WORK REQUIRED
Reproduce verbatim every row from the one containing "tab-overview[interactable]: Overview xyxy=(46,165,104,181)" down to the one containing "profile-affiliation[interactable]: National University", with both of those rows included.

:: PROVIDED MATERIAL

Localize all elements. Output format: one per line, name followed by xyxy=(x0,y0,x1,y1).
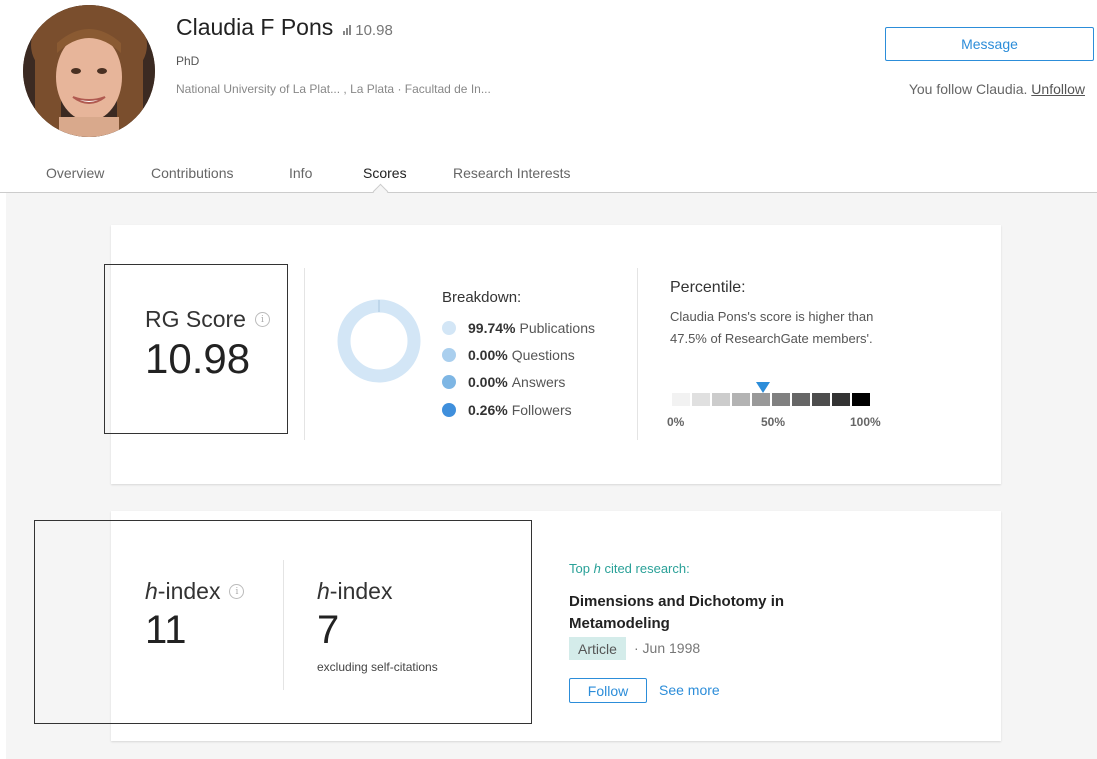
tab-overview[interactable]: Overview xyxy=(46,165,104,181)
divider xyxy=(304,268,305,440)
breakdown-label: Followers xyxy=(511,402,572,418)
breakdown-value: 0.00% xyxy=(468,374,508,390)
breakdown-item-publications: 99.74% Publications xyxy=(442,320,595,336)
publication-date: · Jun 1998 xyxy=(634,640,701,656)
percentile-scale xyxy=(672,393,870,406)
unfollow-link[interactable]: Unfollow xyxy=(1031,81,1085,97)
breakdown-label: Questions xyxy=(511,347,575,363)
message-button[interactable]: Message xyxy=(885,27,1094,61)
breakdown-value: 0.26% xyxy=(468,402,508,418)
top-cited-label: Top h cited research: xyxy=(569,561,690,576)
breakdown-item-followers: 0.26% Followers xyxy=(442,402,572,418)
breakdown-item-answers: 0.00% Answers xyxy=(442,374,565,390)
paper-title[interactable]: Dimensions and Dichotomy in Metamodeling xyxy=(569,591,869,635)
rg-score-mini-value: 10.98 xyxy=(355,22,393,39)
profile-degree: PhD xyxy=(176,54,200,68)
follow-status-text: You follow Claudia. xyxy=(908,81,1028,97)
breakdown-title: Breakdown: xyxy=(442,289,522,306)
avatar xyxy=(23,5,155,137)
profile-affiliation[interactable]: National University of La Plat... , La P… xyxy=(176,82,491,96)
breakdown-label: Publications xyxy=(519,320,595,336)
percentile-title: Percentile: xyxy=(670,279,746,296)
top-cited-suffix: cited research: xyxy=(604,561,690,576)
see-more-link[interactable]: See more xyxy=(659,682,720,698)
tab-research-interests[interactable]: Research Interests xyxy=(453,165,571,181)
percentile-label-min: 0% xyxy=(667,415,685,429)
breakdown-value: 99.74% xyxy=(468,320,516,336)
percentile-label-max: 100% xyxy=(850,415,881,429)
highlight-box-h-index xyxy=(34,520,532,724)
article-type-badge: Article xyxy=(569,637,626,660)
profile-name: Claudia F Pons xyxy=(176,14,334,40)
tab-scores[interactable]: Scores xyxy=(363,165,407,181)
divider xyxy=(637,268,638,440)
donut-publications-segment xyxy=(337,299,421,383)
legend-dot xyxy=(442,348,456,362)
tab-contributions[interactable]: Contributions xyxy=(151,165,234,181)
breakdown-donut-chart xyxy=(337,299,421,383)
legend-dot xyxy=(442,321,456,335)
rg-score-mini: 10.98 xyxy=(343,22,393,39)
follow-button[interactable]: Follow xyxy=(569,678,647,703)
tab-info[interactable]: Info xyxy=(289,165,312,181)
follow-status: You follow Claudia. Unfollow xyxy=(909,81,1085,97)
breakdown-item-questions: 0.00% Questions xyxy=(442,347,575,363)
breakdown-label: Answers xyxy=(511,374,566,390)
percentile-label-mid: 50% xyxy=(761,415,786,429)
percentile-marker xyxy=(756,382,770,393)
top-cited-h: h xyxy=(593,561,601,576)
percentile-description: Claudia Pons's score is higher than 47.5… xyxy=(670,309,874,346)
profile-tabs: Overview Contributions Info Scores Resea… xyxy=(0,157,1097,193)
breakdown-value: 0.00% xyxy=(468,347,508,363)
highlight-box-rg-score xyxy=(104,264,288,434)
legend-dot xyxy=(442,403,456,417)
legend-dot xyxy=(442,375,456,389)
bar-chart-icon xyxy=(343,25,352,35)
top-cited-prefix: Top xyxy=(569,561,590,576)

::::

TASK ANSWER
tab-overview[interactable]: Overview xyxy=(46,165,104,181)
divider xyxy=(304,268,305,440)
breakdown-label: Followers xyxy=(511,402,572,418)
breakdown-value: 0.00% xyxy=(468,374,508,390)
breakdown-item-publications: 99.74% Publications xyxy=(442,320,595,336)
publication-date: · Jun 1998 xyxy=(634,640,701,656)
percentile-scale xyxy=(672,393,870,406)
unfollow-link[interactable]: Unfollow xyxy=(1031,81,1085,97)
breakdown-label: Questions xyxy=(511,347,575,363)
message-button[interactable]: Message xyxy=(885,27,1094,61)
breakdown-value: 0.26% xyxy=(468,402,508,418)
top-cited-label: Top h cited research: xyxy=(569,561,690,576)
breakdown-item-followers: 0.26% Followers xyxy=(442,402,572,418)
breakdown-item-answers: 0.00% Answers xyxy=(442,374,565,390)
paper-title[interactable]: Dimensions and Dichotomy in Metamodeling xyxy=(569,591,869,635)
rg-score-mini-value: 10.98 xyxy=(355,22,393,39)
profile-degree: PhD xyxy=(176,54,200,68)
follow-status-text: You follow Claudia. xyxy=(908,81,1028,97)
breakdown-title: Breakdown: xyxy=(442,289,522,306)
avatar xyxy=(23,5,155,137)
profile-affiliation[interactable]: National University of La Plat... , La P… xyxy=(176,82,491,96)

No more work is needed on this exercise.